[Given instruction] Omit every picture while repeating the entries exactly.

(Entries with figure data)

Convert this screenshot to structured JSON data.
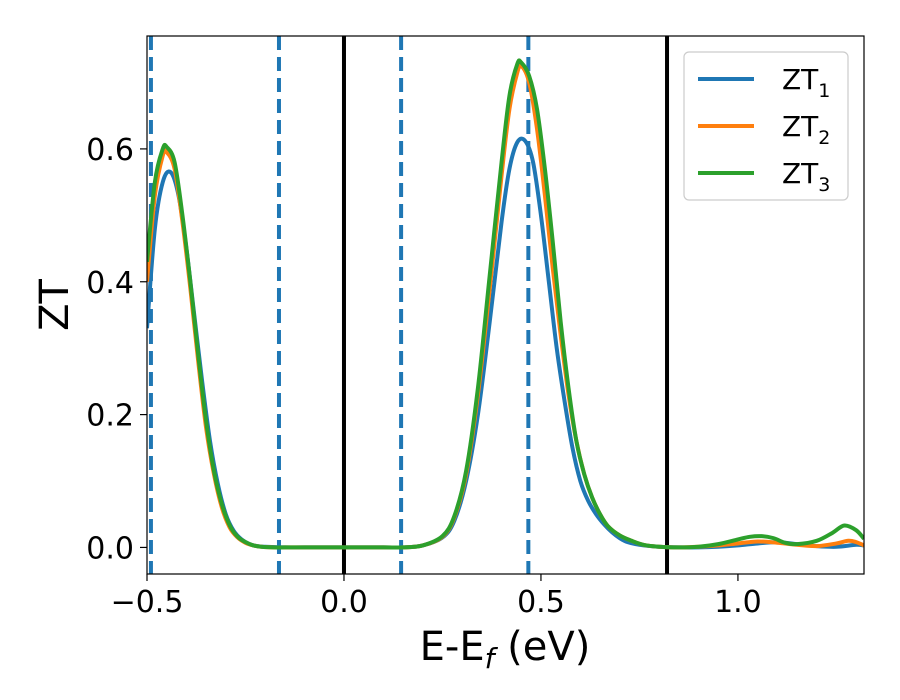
{
  "chart_data": {
    "type": "line",
    "xlabel": {
      "main": "E-E",
      "sub": "f",
      "unit": " (eV)"
    },
    "ylabel": "ZT",
    "xlim": [
      -0.5,
      1.32
    ],
    "ylim": [
      -0.04,
      0.77
    ],
    "xticks": [
      -0.5,
      0.0,
      0.5,
      1.0
    ],
    "xtick_labels": [
      "−0.5",
      "0.0",
      "0.5",
      "1.0"
    ],
    "yticks": [
      0.0,
      0.2,
      0.4,
      0.6
    ],
    "ytick_labels": [
      "0.0",
      "0.2",
      "0.4",
      "0.6"
    ],
    "grid": false,
    "legend_position": "top-right",
    "vlines_solid": [
      0.0,
      0.82
    ],
    "vlines_dashed": [
      -0.49,
      -0.165,
      0.145,
      0.468
    ],
    "vline_solid_color": "#000000",
    "vline_dashed_color": "#1f77b4",
    "series": [
      {
        "name": "ZT",
        "sub": "1",
        "color": "#1f77b4",
        "x": [
          -0.5,
          -0.48,
          -0.46,
          -0.44,
          -0.42,
          -0.4,
          -0.38,
          -0.36,
          -0.34,
          -0.32,
          -0.3,
          -0.28,
          -0.26,
          -0.24,
          -0.22,
          -0.2,
          -0.15,
          -0.1,
          0.0,
          0.1,
          0.15,
          0.2,
          0.25,
          0.28,
          0.31,
          0.34,
          0.37,
          0.4,
          0.42,
          0.44,
          0.46,
          0.48,
          0.5,
          0.52,
          0.54,
          0.56,
          0.58,
          0.6,
          0.62,
          0.64,
          0.66,
          0.68,
          0.7,
          0.72,
          0.75,
          0.8,
          0.85,
          0.9,
          0.95,
          1.0,
          1.05,
          1.1,
          1.15,
          1.2,
          1.25,
          1.3,
          1.32
        ],
        "y": [
          0.33,
          0.48,
          0.55,
          0.565,
          0.53,
          0.45,
          0.35,
          0.25,
          0.16,
          0.095,
          0.05,
          0.025,
          0.012,
          0.005,
          0.002,
          0.001,
          0.0,
          0.0,
          0.0,
          0.0,
          0.0,
          0.003,
          0.015,
          0.04,
          0.1,
          0.2,
          0.34,
          0.49,
          0.57,
          0.61,
          0.612,
          0.58,
          0.5,
          0.4,
          0.3,
          0.22,
          0.15,
          0.1,
          0.07,
          0.05,
          0.035,
          0.023,
          0.014,
          0.008,
          0.004,
          0.001,
          0.0,
          0.0,
          0.001,
          0.003,
          0.006,
          0.008,
          0.005,
          0.002,
          0.001,
          0.004,
          0.003
        ]
      },
      {
        "name": "ZT",
        "sub": "2",
        "color": "#ff7f0e",
        "x": [
          -0.5,
          -0.48,
          -0.46,
          -0.45,
          -0.43,
          -0.41,
          -0.39,
          -0.37,
          -0.35,
          -0.33,
          -0.31,
          -0.29,
          -0.27,
          -0.25,
          -0.23,
          -0.21,
          -0.18,
          -0.15,
          -0.1,
          0.0,
          0.1,
          0.15,
          0.2,
          0.25,
          0.28,
          0.31,
          0.34,
          0.37,
          0.4,
          0.42,
          0.44,
          0.45,
          0.47,
          0.49,
          0.51,
          0.53,
          0.55,
          0.57,
          0.59,
          0.61,
          0.63,
          0.65,
          0.67,
          0.7,
          0.73,
          0.76,
          0.8,
          0.85,
          0.9,
          0.95,
          1.0,
          1.05,
          1.1,
          1.15,
          1.2,
          1.25,
          1.28,
          1.3,
          1.32
        ],
        "y": [
          0.4,
          0.53,
          0.59,
          0.595,
          0.57,
          0.49,
          0.39,
          0.28,
          0.18,
          0.11,
          0.06,
          0.03,
          0.015,
          0.007,
          0.003,
          0.001,
          0.0,
          0.0,
          0.0,
          0.0,
          0.0,
          0.0,
          0.003,
          0.016,
          0.045,
          0.11,
          0.23,
          0.39,
          0.56,
          0.66,
          0.715,
          0.725,
          0.7,
          0.63,
          0.53,
          0.42,
          0.32,
          0.23,
          0.16,
          0.11,
          0.075,
          0.05,
          0.032,
          0.018,
          0.01,
          0.004,
          0.001,
          0.0,
          0.001,
          0.003,
          0.006,
          0.009,
          0.007,
          0.004,
          0.002,
          0.006,
          0.01,
          0.008,
          0.003
        ]
      },
      {
        "name": "ZT",
        "sub": "3",
        "color": "#2ca02c",
        "x": [
          -0.5,
          -0.48,
          -0.46,
          -0.45,
          -0.43,
          -0.41,
          -0.39,
          -0.37,
          -0.35,
          -0.33,
          -0.31,
          -0.29,
          -0.27,
          -0.25,
          -0.23,
          -0.21,
          -0.18,
          -0.15,
          -0.1,
          0.0,
          0.1,
          0.15,
          0.2,
          0.25,
          0.28,
          0.31,
          0.34,
          0.37,
          0.4,
          0.42,
          0.44,
          0.45,
          0.47,
          0.49,
          0.51,
          0.53,
          0.55,
          0.57,
          0.59,
          0.61,
          0.63,
          0.65,
          0.67,
          0.7,
          0.73,
          0.76,
          0.8,
          0.85,
          0.9,
          0.95,
          1.0,
          1.03,
          1.06,
          1.09,
          1.12,
          1.15,
          1.2,
          1.24,
          1.27,
          1.3,
          1.32
        ],
        "y": [
          0.43,
          0.55,
          0.6,
          0.603,
          0.58,
          0.5,
          0.4,
          0.29,
          0.19,
          0.115,
          0.065,
          0.033,
          0.016,
          0.008,
          0.003,
          0.001,
          0.0,
          0.0,
          0.0,
          0.0,
          0.0,
          0.0,
          0.003,
          0.017,
          0.047,
          0.115,
          0.24,
          0.41,
          0.58,
          0.68,
          0.728,
          0.73,
          0.71,
          0.66,
          0.57,
          0.46,
          0.34,
          0.24,
          0.16,
          0.11,
          0.075,
          0.05,
          0.032,
          0.018,
          0.01,
          0.004,
          0.001,
          0.0,
          0.001,
          0.005,
          0.012,
          0.016,
          0.017,
          0.014,
          0.007,
          0.005,
          0.01,
          0.022,
          0.033,
          0.026,
          0.013
        ]
      }
    ]
  }
}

[Result of this exercise]
Convert this screenshot to structured JSON data.
{
  "chart_data": {
    "type": "line",
    "xlabel": {
      "main": "E-E",
      "sub": "f",
      "unit": " (eV)"
    },
    "ylabel": "ZT",
    "xlim": [
      -0.5,
      1.32
    ],
    "ylim": [
      -0.04,
      0.77
    ],
    "xticks": [
      -0.5,
      0.0,
      0.5,
      1.0
    ],
    "xtick_labels": [
      "−0.5",
      "0.0",
      "0.5",
      "1.0"
    ],
    "yticks": [
      0.0,
      0.2,
      0.4,
      0.6
    ],
    "ytick_labels": [
      "0.0",
      "0.2",
      "0.4",
      "0.6"
    ],
    "grid": false,
    "legend_position": "top-right",
    "vlines_solid": [
      0.0,
      0.82
    ],
    "vlines_dashed": [
      -0.49,
      -0.165,
      0.145,
      0.468
    ],
    "vline_solid_color": "#000000",
    "vline_dashed_color": "#1f77b4",
    "series": [
      {
        "name": "ZT",
        "sub": "1",
        "color": "#1f77b4",
        "x": [
          -0.5,
          -0.48,
          -0.46,
          -0.44,
          -0.42,
          -0.4,
          -0.38,
          -0.36,
          -0.34,
          -0.32,
          -0.3,
          -0.28,
          -0.26,
          -0.24,
          -0.22,
          -0.2,
          -0.15,
          -0.1,
          0.0,
          0.1,
          0.15,
          0.2,
          0.25,
          0.28,
          0.31,
          0.34,
          0.37,
          0.4,
          0.42,
          0.44,
          0.46,
          0.48,
          0.5,
          0.52,
          0.54,
          0.56,
          0.58,
          0.6,
          0.62,
          0.64,
          0.66,
          0.68,
          0.7,
          0.72,
          0.75,
          0.8,
          0.85,
          0.9,
          0.95,
          1.0,
          1.05,
          1.1,
          1.15,
          1.2,
          1.25,
          1.3,
          1.32
        ],
        "y": [
          0.33,
          0.48,
          0.55,
          0.565,
          0.53,
          0.45,
          0.35,
          0.25,
          0.16,
          0.095,
          0.05,
          0.025,
          0.012,
          0.005,
          0.002,
          0.001,
          0.0,
          0.0,
          0.0,
          0.0,
          0.0,
          0.003,
          0.015,
          0.04,
          0.1,
          0.2,
          0.34,
          0.49,
          0.57,
          0.61,
          0.612,
          0.58,
          0.5,
          0.4,
          0.3,
          0.22,
          0.15,
          0.1,
          0.07,
          0.05,
          0.035,
          0.023,
          0.014,
          0.008,
          0.004,
          0.001,
          0.0,
          0.0,
          0.001,
          0.003,
          0.006,
          0.008,
          0.005,
          0.002,
          0.001,
          0.004,
          0.003
        ]
      },
      {
        "name": "ZT",
        "sub": "2",
        "color": "#ff7f0e",
        "x": [
          -0.5,
          -0.48,
          -0.46,
          -0.45,
          -0.43,
          -0.41,
          -0.39,
          -0.37,
          -0.35,
          -0.33,
          -0.31,
          -0.29,
          -0.27,
          -0.25,
          -0.23,
          -0.21,
          -0.18,
          -0.15,
          -0.1,
          0.0,
          0.1,
          0.15,
          0.2,
          0.25,
          0.28,
          0.31,
          0.34,
          0.37,
          0.4,
          0.42,
          0.44,
          0.45,
          0.47,
          0.49,
          0.51,
          0.53,
          0.55,
          0.57,
          0.59,
          0.61,
          0.63,
          0.65,
          0.67,
          0.7,
          0.73,
          0.76,
          0.8,
          0.85,
          0.9,
          0.95,
          1.0,
          1.05,
          1.1,
          1.15,
          1.2,
          1.25,
          1.28,
          1.3,
          1.32
        ],
        "y": [
          0.4,
          0.53,
          0.59,
          0.595,
          0.57,
          0.49,
          0.39,
          0.28,
          0.18,
          0.11,
          0.06,
          0.03,
          0.015,
          0.007,
          0.003,
          0.001,
          0.0,
          0.0,
          0.0,
          0.0,
          0.0,
          0.0,
          0.003,
          0.016,
          0.045,
          0.11,
          0.23,
          0.39,
          0.56,
          0.66,
          0.715,
          0.725,
          0.7,
          0.63,
          0.53,
          0.42,
          0.32,
          0.23,
          0.16,
          0.11,
          0.075,
          0.05,
          0.032,
          0.018,
          0.01,
          0.004,
          0.001,
          0.0,
          0.001,
          0.003,
          0.006,
          0.009,
          0.007,
          0.004,
          0.002,
          0.006,
          0.01,
          0.008,
          0.003
        ]
      },
      {
        "name": "ZT",
        "sub": "3",
        "color": "#2ca02c",
        "x": [
          -0.5,
          -0.48,
          -0.46,
          -0.45,
          -0.43,
          -0.41,
          -0.39,
          -0.37,
          -0.35,
          -0.33,
          -0.31,
          -0.29,
          -0.27,
          -0.25,
          -0.23,
          -0.21,
          -0.18,
          -0.15,
          -0.1,
          0.0,
          0.1,
          0.15,
          0.2,
          0.25,
          0.28,
          0.31,
          0.34,
          0.37,
          0.4,
          0.42,
          0.44,
          0.45,
          0.47,
          0.49,
          0.51,
          0.53,
          0.55,
          0.57,
          0.59,
          0.61,
          0.63,
          0.65,
          0.67,
          0.7,
          0.73,
          0.76,
          0.8,
          0.85,
          0.9,
          0.95,
          1.0,
          1.03,
          1.06,
          1.09,
          1.12,
          1.15,
          1.2,
          1.24,
          1.27,
          1.3,
          1.32
        ],
        "y": [
          0.43,
          0.55,
          0.6,
          0.603,
          0.58,
          0.5,
          0.4,
          0.29,
          0.19,
          0.115,
          0.065,
          0.033,
          0.016,
          0.008,
          0.003,
          0.001,
          0.0,
          0.0,
          0.0,
          0.0,
          0.0,
          0.0,
          0.003,
          0.017,
          0.047,
          0.115,
          0.24,
          0.41,
          0.58,
          0.68,
          0.728,
          0.73,
          0.71,
          0.66,
          0.57,
          0.46,
          0.34,
          0.24,
          0.16,
          0.11,
          0.075,
          0.05,
          0.032,
          0.018,
          0.01,
          0.004,
          0.001,
          0.0,
          0.001,
          0.005,
          0.012,
          0.016,
          0.017,
          0.014,
          0.007,
          0.005,
          0.01,
          0.022,
          0.033,
          0.026,
          0.013
        ]
      }
    ]
  }
}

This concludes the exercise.